Short problem
Return every line below as is, leaving out the pictures.

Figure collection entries
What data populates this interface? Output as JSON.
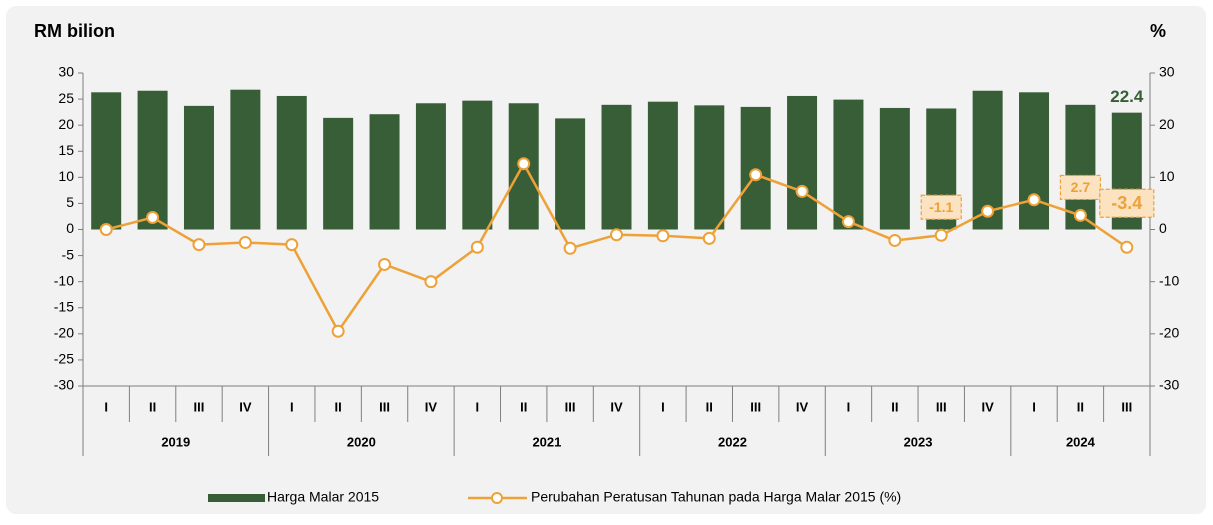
{
  "chart_data": {
    "type": "bar_line",
    "y_axis_label": "RM bilion",
    "y2_axis_label": "%",
    "categories": [
      "I",
      "II",
      "III",
      "IV",
      "I",
      "II",
      "III",
      "IV",
      "I",
      "II",
      "III",
      "IV",
      "I",
      "II",
      "III",
      "IV",
      "I",
      "II",
      "III",
      "IV",
      "I",
      "II",
      "III"
    ],
    "year_groups": [
      {
        "label": "2019",
        "count": 4
      },
      {
        "label": "2020",
        "count": 4
      },
      {
        "label": "2021",
        "count": 4
      },
      {
        "label": "2022",
        "count": 4
      },
      {
        "label": "2023",
        "count": 4
      },
      {
        "label": "2024",
        "count": 3
      }
    ],
    "series": [
      {
        "name": "Harga Malar 2015",
        "type": "bar",
        "color": "#375e36",
        "values": [
          26.3,
          26.6,
          23.7,
          26.8,
          25.6,
          21.4,
          22.1,
          24.2,
          24.7,
          24.2,
          21.3,
          23.9,
          24.5,
          23.8,
          23.5,
          25.6,
          24.9,
          23.3,
          23.2,
          26.6,
          26.3,
          23.9,
          22.4
        ],
        "labeled": [
          22
        ]
      },
      {
        "name": "Perubahan Peratusan Tahunan pada Harga Malar 2015 (%)",
        "type": "line",
        "axis": "y2",
        "color": "#eda137",
        "values": [
          0.0,
          2.3,
          -2.9,
          -2.5,
          -2.9,
          -19.5,
          -6.7,
          -10.0,
          -3.4,
          12.6,
          -3.6,
          -1.0,
          -1.2,
          -1.7,
          10.5,
          7.3,
          1.5,
          -2.1,
          -1.1,
          3.5,
          5.7,
          2.7,
          -3.4
        ],
        "labeled": [
          18,
          21,
          22
        ]
      }
    ],
    "ylim": [
      -30,
      30
    ],
    "yticks": [
      30,
      25,
      20,
      15,
      10,
      5,
      0,
      -5,
      -10,
      -15,
      -20,
      -25,
      -30
    ],
    "y2lim": [
      -30,
      30
    ],
    "y2ticks": [
      30,
      20,
      10,
      0,
      -10,
      -20,
      -30
    ],
    "legend": "bottom"
  }
}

Answer to the task
What data populates this interface? Output as JSON.
{
  "chart_data": {
    "type": "bar_line",
    "y_axis_label": "RM bilion",
    "y2_axis_label": "%",
    "categories": [
      "I",
      "II",
      "III",
      "IV",
      "I",
      "II",
      "III",
      "IV",
      "I",
      "II",
      "III",
      "IV",
      "I",
      "II",
      "III",
      "IV",
      "I",
      "II",
      "III",
      "IV",
      "I",
      "II",
      "III"
    ],
    "year_groups": [
      {
        "label": "2019",
        "count": 4
      },
      {
        "label": "2020",
        "count": 4
      },
      {
        "label": "2021",
        "count": 4
      },
      {
        "label": "2022",
        "count": 4
      },
      {
        "label": "2023",
        "count": 4
      },
      {
        "label": "2024",
        "count": 3
      }
    ],
    "series": [
      {
        "name": "Harga Malar 2015",
        "type": "bar",
        "color": "#375e36",
        "values": [
          26.3,
          26.6,
          23.7,
          26.8,
          25.6,
          21.4,
          22.1,
          24.2,
          24.7,
          24.2,
          21.3,
          23.9,
          24.5,
          23.8,
          23.5,
          25.6,
          24.9,
          23.3,
          23.2,
          26.6,
          26.3,
          23.9,
          22.4
        ],
        "labeled": [
          22
        ]
      },
      {
        "name": "Perubahan Peratusan Tahunan pada Harga Malar 2015 (%)",
        "type": "line",
        "axis": "y2",
        "color": "#eda137",
        "values": [
          0.0,
          2.3,
          -2.9,
          -2.5,
          -2.9,
          -19.5,
          -6.7,
          -10.0,
          -3.4,
          12.6,
          -3.6,
          -1.0,
          -1.2,
          -1.7,
          10.5,
          7.3,
          1.5,
          -2.1,
          -1.1,
          3.5,
          5.7,
          2.7,
          -3.4
        ],
        "labeled": [
          18,
          21,
          22
        ]
      }
    ],
    "ylim": [
      -30,
      30
    ],
    "yticks": [
      30,
      25,
      20,
      15,
      10,
      5,
      0,
      -5,
      -10,
      -15,
      -20,
      -25,
      -30
    ],
    "y2lim": [
      -30,
      30
    ],
    "y2ticks": [
      30,
      20,
      10,
      0,
      -10,
      -20,
      -30
    ],
    "legend": "bottom"
  }
}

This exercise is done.